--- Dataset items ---
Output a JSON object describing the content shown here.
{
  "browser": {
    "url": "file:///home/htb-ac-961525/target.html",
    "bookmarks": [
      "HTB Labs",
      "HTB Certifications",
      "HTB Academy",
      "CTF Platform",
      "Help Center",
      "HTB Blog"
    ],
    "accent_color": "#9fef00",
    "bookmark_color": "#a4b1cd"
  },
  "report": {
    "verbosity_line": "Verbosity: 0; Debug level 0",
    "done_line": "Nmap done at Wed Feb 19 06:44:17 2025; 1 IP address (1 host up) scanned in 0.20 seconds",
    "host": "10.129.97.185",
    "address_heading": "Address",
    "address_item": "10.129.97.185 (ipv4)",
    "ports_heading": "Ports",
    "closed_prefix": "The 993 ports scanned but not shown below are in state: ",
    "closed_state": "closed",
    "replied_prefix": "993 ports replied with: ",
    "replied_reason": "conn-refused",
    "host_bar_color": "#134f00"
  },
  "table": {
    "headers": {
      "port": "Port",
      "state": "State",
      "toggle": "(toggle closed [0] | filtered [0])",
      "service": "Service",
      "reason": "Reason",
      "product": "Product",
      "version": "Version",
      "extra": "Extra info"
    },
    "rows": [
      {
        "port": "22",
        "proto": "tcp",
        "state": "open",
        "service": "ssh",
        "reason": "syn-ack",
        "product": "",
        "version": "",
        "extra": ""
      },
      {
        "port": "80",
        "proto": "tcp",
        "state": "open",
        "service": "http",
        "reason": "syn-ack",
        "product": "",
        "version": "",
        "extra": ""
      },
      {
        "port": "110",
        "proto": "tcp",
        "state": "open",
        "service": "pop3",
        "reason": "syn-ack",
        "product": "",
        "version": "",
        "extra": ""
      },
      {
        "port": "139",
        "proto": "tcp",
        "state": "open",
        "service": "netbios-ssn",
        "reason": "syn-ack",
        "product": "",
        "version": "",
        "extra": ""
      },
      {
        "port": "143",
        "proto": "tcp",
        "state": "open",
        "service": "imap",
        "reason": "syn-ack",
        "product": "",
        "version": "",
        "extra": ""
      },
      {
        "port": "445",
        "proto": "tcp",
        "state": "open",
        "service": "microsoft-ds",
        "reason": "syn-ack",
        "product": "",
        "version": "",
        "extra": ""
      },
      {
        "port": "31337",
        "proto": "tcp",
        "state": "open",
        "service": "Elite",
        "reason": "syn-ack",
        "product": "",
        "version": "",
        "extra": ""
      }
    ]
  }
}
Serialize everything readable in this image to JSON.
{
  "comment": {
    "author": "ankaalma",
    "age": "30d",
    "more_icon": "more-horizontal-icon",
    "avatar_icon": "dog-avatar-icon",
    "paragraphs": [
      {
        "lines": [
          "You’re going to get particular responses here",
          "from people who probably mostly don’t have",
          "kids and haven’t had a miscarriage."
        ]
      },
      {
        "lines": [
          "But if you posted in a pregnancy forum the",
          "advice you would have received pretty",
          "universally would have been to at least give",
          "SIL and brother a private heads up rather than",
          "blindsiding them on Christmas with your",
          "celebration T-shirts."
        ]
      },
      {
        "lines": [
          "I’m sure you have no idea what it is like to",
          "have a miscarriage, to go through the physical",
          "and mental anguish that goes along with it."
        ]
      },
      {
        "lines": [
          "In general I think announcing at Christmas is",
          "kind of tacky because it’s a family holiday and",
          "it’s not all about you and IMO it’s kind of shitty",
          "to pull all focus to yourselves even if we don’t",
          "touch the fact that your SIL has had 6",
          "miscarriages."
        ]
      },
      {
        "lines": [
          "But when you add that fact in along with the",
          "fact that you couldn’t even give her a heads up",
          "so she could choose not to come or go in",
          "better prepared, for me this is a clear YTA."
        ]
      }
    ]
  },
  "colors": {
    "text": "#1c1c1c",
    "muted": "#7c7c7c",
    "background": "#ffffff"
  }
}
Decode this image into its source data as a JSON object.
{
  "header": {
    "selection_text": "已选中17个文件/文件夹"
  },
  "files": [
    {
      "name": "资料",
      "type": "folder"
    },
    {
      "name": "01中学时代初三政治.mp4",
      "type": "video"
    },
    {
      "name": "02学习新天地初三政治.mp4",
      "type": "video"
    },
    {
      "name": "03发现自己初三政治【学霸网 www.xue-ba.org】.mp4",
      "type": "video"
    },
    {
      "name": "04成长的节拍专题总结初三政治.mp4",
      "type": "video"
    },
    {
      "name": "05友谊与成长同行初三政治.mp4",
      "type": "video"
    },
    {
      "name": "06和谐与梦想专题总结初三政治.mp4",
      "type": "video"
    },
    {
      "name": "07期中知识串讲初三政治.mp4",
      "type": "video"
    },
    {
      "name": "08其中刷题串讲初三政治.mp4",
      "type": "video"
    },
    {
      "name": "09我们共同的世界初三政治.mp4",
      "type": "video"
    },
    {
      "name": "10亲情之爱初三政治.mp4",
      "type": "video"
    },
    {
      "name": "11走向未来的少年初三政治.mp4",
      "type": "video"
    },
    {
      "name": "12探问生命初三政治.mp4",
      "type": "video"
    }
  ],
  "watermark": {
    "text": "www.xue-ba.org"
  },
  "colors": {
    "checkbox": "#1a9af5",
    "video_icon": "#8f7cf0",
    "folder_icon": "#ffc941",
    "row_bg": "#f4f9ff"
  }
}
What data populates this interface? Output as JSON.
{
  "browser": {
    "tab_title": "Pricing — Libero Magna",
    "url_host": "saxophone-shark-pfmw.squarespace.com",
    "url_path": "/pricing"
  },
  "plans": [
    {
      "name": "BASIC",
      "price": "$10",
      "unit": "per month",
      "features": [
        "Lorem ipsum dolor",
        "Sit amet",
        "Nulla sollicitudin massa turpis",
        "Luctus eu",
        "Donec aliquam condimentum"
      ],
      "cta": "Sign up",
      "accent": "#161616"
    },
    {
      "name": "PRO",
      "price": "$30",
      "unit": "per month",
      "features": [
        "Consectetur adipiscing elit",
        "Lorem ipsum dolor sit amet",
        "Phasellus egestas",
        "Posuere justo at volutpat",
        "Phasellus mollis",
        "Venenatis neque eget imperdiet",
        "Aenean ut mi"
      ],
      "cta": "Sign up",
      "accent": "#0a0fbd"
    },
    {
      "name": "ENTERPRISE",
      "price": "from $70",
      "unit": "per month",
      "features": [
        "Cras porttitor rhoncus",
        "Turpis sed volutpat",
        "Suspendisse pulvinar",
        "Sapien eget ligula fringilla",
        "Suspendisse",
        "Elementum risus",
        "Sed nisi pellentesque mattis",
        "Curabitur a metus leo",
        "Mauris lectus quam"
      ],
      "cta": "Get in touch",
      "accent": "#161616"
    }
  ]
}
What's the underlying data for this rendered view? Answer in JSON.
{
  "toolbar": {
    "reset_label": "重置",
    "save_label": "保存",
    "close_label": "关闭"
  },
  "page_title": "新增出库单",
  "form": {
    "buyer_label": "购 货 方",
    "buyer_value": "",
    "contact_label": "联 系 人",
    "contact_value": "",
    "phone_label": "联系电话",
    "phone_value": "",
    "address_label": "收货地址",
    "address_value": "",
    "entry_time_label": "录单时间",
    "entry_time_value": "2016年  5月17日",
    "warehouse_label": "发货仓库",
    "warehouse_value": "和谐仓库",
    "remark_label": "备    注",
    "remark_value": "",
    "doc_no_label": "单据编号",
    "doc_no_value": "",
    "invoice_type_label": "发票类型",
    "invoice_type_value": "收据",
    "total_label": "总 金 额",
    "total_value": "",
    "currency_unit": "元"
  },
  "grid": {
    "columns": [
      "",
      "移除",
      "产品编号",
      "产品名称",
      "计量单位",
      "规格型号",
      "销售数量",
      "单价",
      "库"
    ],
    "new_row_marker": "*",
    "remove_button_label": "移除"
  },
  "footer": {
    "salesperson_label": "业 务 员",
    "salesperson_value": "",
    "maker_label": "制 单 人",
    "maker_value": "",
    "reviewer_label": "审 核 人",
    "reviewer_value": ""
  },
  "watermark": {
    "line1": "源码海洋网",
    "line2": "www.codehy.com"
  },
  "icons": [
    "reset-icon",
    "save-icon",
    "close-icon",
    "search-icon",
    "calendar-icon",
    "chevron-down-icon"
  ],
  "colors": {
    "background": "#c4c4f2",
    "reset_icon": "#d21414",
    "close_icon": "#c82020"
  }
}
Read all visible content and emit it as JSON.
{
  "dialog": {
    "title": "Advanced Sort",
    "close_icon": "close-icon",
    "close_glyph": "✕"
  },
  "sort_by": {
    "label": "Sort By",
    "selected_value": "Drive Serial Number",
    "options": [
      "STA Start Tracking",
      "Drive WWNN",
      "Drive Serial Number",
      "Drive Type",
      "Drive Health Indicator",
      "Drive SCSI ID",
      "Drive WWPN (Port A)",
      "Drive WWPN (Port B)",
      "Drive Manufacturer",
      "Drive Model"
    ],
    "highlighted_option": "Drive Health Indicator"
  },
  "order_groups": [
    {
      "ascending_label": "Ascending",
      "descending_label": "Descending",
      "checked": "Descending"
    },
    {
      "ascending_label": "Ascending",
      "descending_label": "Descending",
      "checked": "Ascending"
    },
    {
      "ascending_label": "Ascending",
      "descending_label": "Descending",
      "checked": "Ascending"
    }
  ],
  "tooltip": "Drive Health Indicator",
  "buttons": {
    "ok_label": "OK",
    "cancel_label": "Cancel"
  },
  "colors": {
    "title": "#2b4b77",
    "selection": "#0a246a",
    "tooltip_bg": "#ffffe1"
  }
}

--- Request ---
Find the number of lines in which the word "from" occurs, and write nothing but that number.

--- Result for this task ---
2